** Start of Given records **

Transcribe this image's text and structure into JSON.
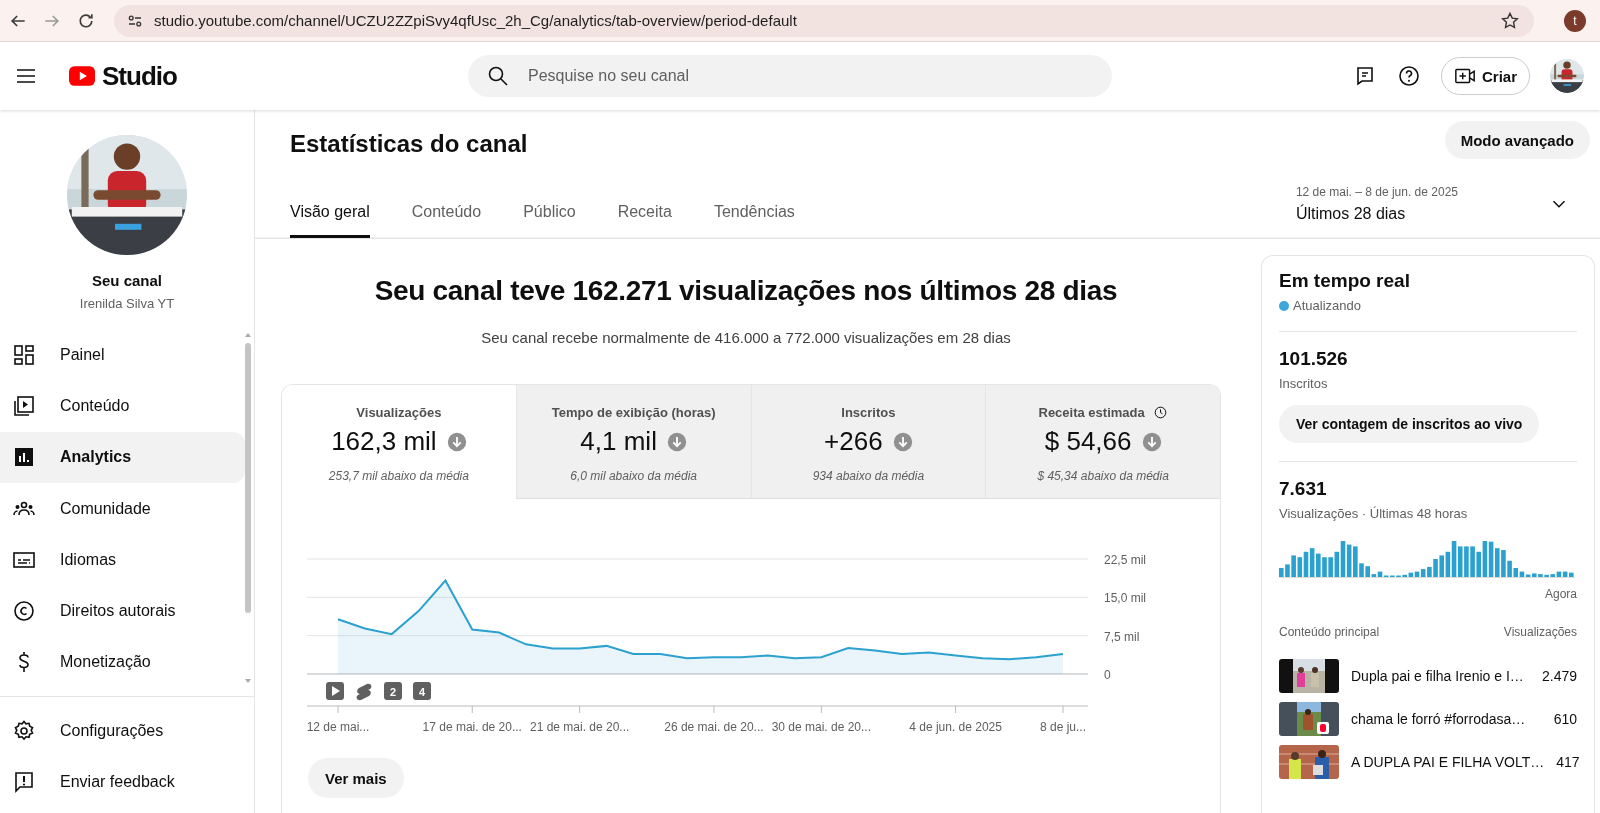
{
  "browser": {
    "url": "studio.youtube.com/channel/UCZU2ZZpiSvy4qfUsc_2h_Cg/analytics/tab-overview/period-default",
    "profile_initial": "t"
  },
  "header": {
    "logo_text": "Studio",
    "search": {
      "placeholder": "Pesquise no seu canal"
    },
    "create_button": "Criar"
  },
  "sidebar": {
    "channel_title": "Seu canal",
    "channel_name": "Irenilda Silva YT",
    "items": [
      {
        "label": "Painel",
        "selected": false
      },
      {
        "label": "Conteúdo",
        "selected": false
      },
      {
        "label": "Analytics",
        "selected": true
      },
      {
        "label": "Comunidade",
        "selected": false
      },
      {
        "label": "Idiomas",
        "selected": false
      },
      {
        "label": "Direitos autorais",
        "selected": false
      },
      {
        "label": "Monetização",
        "selected": false
      }
    ],
    "footer_items": [
      {
        "label": "Configurações"
      },
      {
        "label": "Enviar feedback"
      }
    ]
  },
  "page": {
    "title": "Estatísticas do canal",
    "advanced_button": "Modo avançado",
    "tabs": [
      {
        "label": "Visão geral",
        "selected": true
      },
      {
        "label": "Conteúdo",
        "selected": false
      },
      {
        "label": "Público",
        "selected": false
      },
      {
        "label": "Receita",
        "selected": false
      },
      {
        "label": "Tendências",
        "selected": false
      }
    ],
    "period": {
      "range": "12 de mai. – 8 de jun. de 2025",
      "label": "Últimos 28 dias"
    }
  },
  "overview": {
    "headline": "Seu canal teve 162.271 visualizações nos últimos 28 dias",
    "subtitle": "Seu canal recebe normalmente de 416.000 a 772.000 visualizações em 28 dias",
    "metrics": [
      {
        "label": "Visualizações",
        "value": "162,3 mil",
        "comparison": "253,7 mil abaixo da média",
        "selected": true,
        "clock": false
      },
      {
        "label": "Tempo de exibição (horas)",
        "value": "4,1 mil",
        "comparison": "6,0 mil abaixo da média",
        "selected": false,
        "clock": false
      },
      {
        "label": "Inscritos",
        "value": "+266",
        "comparison": "934 abaixo da média",
        "selected": false,
        "clock": false
      },
      {
        "label": "Receita estimada",
        "value": "$ 54,66",
        "comparison": "$ 45,34 abaixo da média",
        "selected": false,
        "clock": true
      }
    ],
    "chart_data": {
      "type": "area",
      "categories": [
        "12 de mai...",
        null,
        null,
        null,
        null,
        "17 de mai. de 20...",
        null,
        null,
        null,
        "21 de mai. de 20...",
        null,
        null,
        null,
        null,
        "26 de mai. de 20...",
        null,
        null,
        null,
        "30 de mai. de 20...",
        null,
        null,
        null,
        null,
        "4 de jun. de 2025",
        null,
        null,
        null,
        "8 de ju..."
      ],
      "series": [
        {
          "color": "#2ba1cf",
          "values": [
            10.7,
            8.9,
            7.8,
            12.3,
            18.3,
            8.7,
            8.1,
            5.8,
            5.0,
            5.0,
            5.5,
            3.9,
            3.9,
            3.1,
            3.3,
            3.3,
            3.6,
            3.1,
            3.3,
            5.1,
            4.6,
            3.9,
            4.2,
            3.6,
            3.1,
            2.9,
            3.3,
            3.9
          ]
        }
      ],
      "ylim": [
        0,
        22.5
      ],
      "yticks": [
        {
          "value": 0,
          "label": "0"
        },
        {
          "value": 7.5,
          "label": "7,5 mil"
        },
        {
          "value": 15,
          "label": "15,0 mil"
        },
        {
          "value": 22.5,
          "label": "22,5 mil"
        }
      ]
    },
    "markers": [
      {
        "kind": "video"
      },
      {
        "kind": "short"
      },
      {
        "kind": "count",
        "label": "2"
      },
      {
        "kind": "count",
        "label": "4"
      }
    ],
    "more_button": "Ver mais"
  },
  "realtime": {
    "title": "Em tempo real",
    "status": "Atualizando",
    "subscribers": "101.526",
    "subscribers_label": "Inscritos",
    "live_button": "Ver contagem de inscritos ao vivo",
    "views": "7.631",
    "views_label": "Visualizações · Últimas 48 horas",
    "now_label": "Agora",
    "top_content": {
      "title_header": "Conteúdo principal",
      "views_header": "Visualizações",
      "items": [
        {
          "title": "Dupla pai e filha Irenio e I…",
          "views": "2.479"
        },
        {
          "title": "chama le forró #forrodasa…",
          "views": "610"
        },
        {
          "title": "A DUPLA PAI E FILHA VOLT…",
          "views": "417"
        }
      ]
    }
  }
}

** End of Given records **

What is expected:
Select every line of the material above holding the word "period" and copy it.

Task output:
    "url": "studio.youtube.com/channel/UCZU2ZZpiSvy4qfUsc_2h_Cg/analytics/tab-overview/period-default",
    "period": {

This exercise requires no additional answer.